* [Exercise material]

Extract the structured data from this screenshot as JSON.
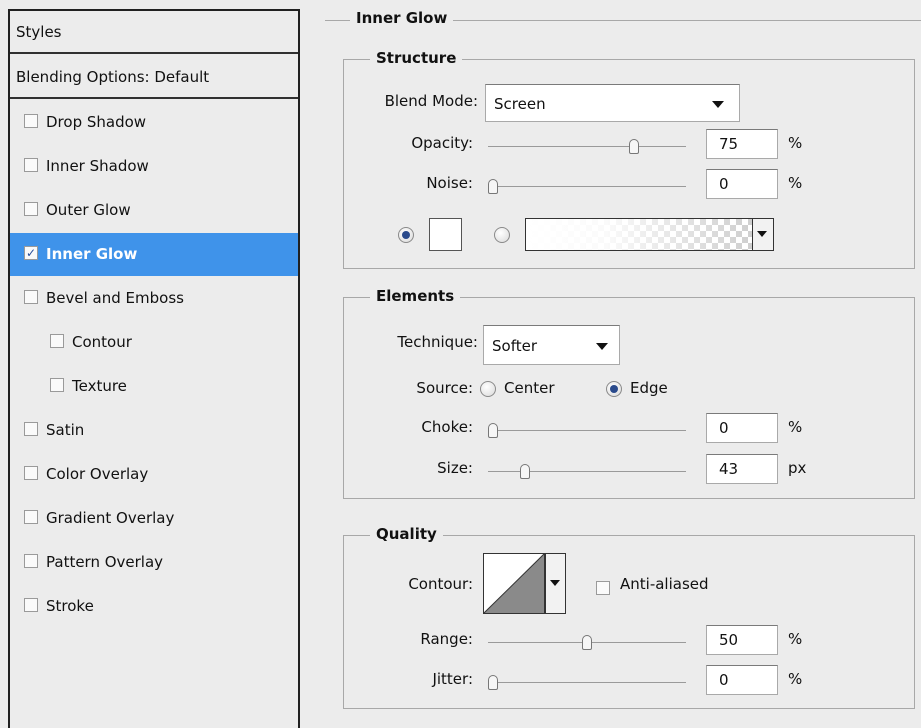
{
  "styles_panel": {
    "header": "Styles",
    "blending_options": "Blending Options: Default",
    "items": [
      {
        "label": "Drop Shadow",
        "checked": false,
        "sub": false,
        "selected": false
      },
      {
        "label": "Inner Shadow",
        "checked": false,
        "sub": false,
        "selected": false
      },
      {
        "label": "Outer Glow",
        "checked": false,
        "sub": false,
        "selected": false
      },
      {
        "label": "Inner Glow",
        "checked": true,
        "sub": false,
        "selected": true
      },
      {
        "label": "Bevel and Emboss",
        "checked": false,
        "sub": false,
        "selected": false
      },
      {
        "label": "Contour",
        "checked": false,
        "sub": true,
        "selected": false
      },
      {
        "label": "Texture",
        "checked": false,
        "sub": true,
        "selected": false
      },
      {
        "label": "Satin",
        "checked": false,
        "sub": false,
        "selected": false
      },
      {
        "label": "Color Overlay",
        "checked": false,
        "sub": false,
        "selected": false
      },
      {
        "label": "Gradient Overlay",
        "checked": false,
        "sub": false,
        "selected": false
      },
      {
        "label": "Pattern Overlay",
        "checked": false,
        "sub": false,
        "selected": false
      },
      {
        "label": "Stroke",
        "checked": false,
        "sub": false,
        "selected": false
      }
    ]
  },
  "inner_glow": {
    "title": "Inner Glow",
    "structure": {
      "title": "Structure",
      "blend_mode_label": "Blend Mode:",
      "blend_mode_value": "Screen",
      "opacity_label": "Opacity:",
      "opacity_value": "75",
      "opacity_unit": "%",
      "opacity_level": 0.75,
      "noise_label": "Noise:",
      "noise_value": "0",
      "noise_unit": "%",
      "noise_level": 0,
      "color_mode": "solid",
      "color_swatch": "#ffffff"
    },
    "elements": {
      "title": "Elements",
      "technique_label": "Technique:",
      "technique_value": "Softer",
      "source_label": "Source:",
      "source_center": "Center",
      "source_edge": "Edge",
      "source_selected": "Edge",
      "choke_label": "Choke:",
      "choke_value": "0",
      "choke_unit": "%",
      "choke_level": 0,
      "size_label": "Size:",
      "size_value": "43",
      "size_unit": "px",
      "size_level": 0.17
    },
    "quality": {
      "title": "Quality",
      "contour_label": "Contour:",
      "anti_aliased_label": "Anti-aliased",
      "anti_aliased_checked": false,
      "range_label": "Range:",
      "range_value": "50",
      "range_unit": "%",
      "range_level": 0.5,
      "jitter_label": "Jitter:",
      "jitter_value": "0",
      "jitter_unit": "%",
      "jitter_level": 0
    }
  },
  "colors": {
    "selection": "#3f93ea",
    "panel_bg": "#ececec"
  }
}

* [Goal of the exercise] Verbatim reproduction of every record is required; images are left out.

* [Exercise solution]
Extract the structured data from this screenshot as JSON.
{
  "styles_panel": {
    "header": "Styles",
    "blending_options": "Blending Options: Default",
    "items": [
      {
        "label": "Drop Shadow",
        "checked": false,
        "sub": false,
        "selected": false
      },
      {
        "label": "Inner Shadow",
        "checked": false,
        "sub": false,
        "selected": false
      },
      {
        "label": "Outer Glow",
        "checked": false,
        "sub": false,
        "selected": false
      },
      {
        "label": "Inner Glow",
        "checked": true,
        "sub": false,
        "selected": true
      },
      {
        "label": "Bevel and Emboss",
        "checked": false,
        "sub": false,
        "selected": false
      },
      {
        "label": "Contour",
        "checked": false,
        "sub": true,
        "selected": false
      },
      {
        "label": "Texture",
        "checked": false,
        "sub": true,
        "selected": false
      },
      {
        "label": "Satin",
        "checked": false,
        "sub": false,
        "selected": false
      },
      {
        "label": "Color Overlay",
        "checked": false,
        "sub": false,
        "selected": false
      },
      {
        "label": "Gradient Overlay",
        "checked": false,
        "sub": false,
        "selected": false
      },
      {
        "label": "Pattern Overlay",
        "checked": false,
        "sub": false,
        "selected": false
      },
      {
        "label": "Stroke",
        "checked": false,
        "sub": false,
        "selected": false
      }
    ]
  },
  "inner_glow": {
    "title": "Inner Glow",
    "structure": {
      "title": "Structure",
      "blend_mode_label": "Blend Mode:",
      "blend_mode_value": "Screen",
      "opacity_label": "Opacity:",
      "opacity_value": "75",
      "opacity_unit": "%",
      "opacity_level": 0.75,
      "noise_label": "Noise:",
      "noise_value": "0",
      "noise_unit": "%",
      "noise_level": 0,
      "color_mode": "solid",
      "color_swatch": "#ffffff"
    },
    "elements": {
      "title": "Elements",
      "technique_label": "Technique:",
      "technique_value": "Softer",
      "source_label": "Source:",
      "source_center": "Center",
      "source_edge": "Edge",
      "source_selected": "Edge",
      "choke_label": "Choke:",
      "choke_value": "0",
      "choke_unit": "%",
      "choke_level": 0,
      "size_label": "Size:",
      "size_value": "43",
      "size_unit": "px",
      "size_level": 0.17
    },
    "quality": {
      "title": "Quality",
      "contour_label": "Contour:",
      "anti_aliased_label": "Anti-aliased",
      "anti_aliased_checked": false,
      "range_label": "Range:",
      "range_value": "50",
      "range_unit": "%",
      "range_level": 0.5,
      "jitter_label": "Jitter:",
      "jitter_value": "0",
      "jitter_unit": "%",
      "jitter_level": 0
    }
  },
  "colors": {
    "selection": "#3f93ea",
    "panel_bg": "#ececec"
  }
}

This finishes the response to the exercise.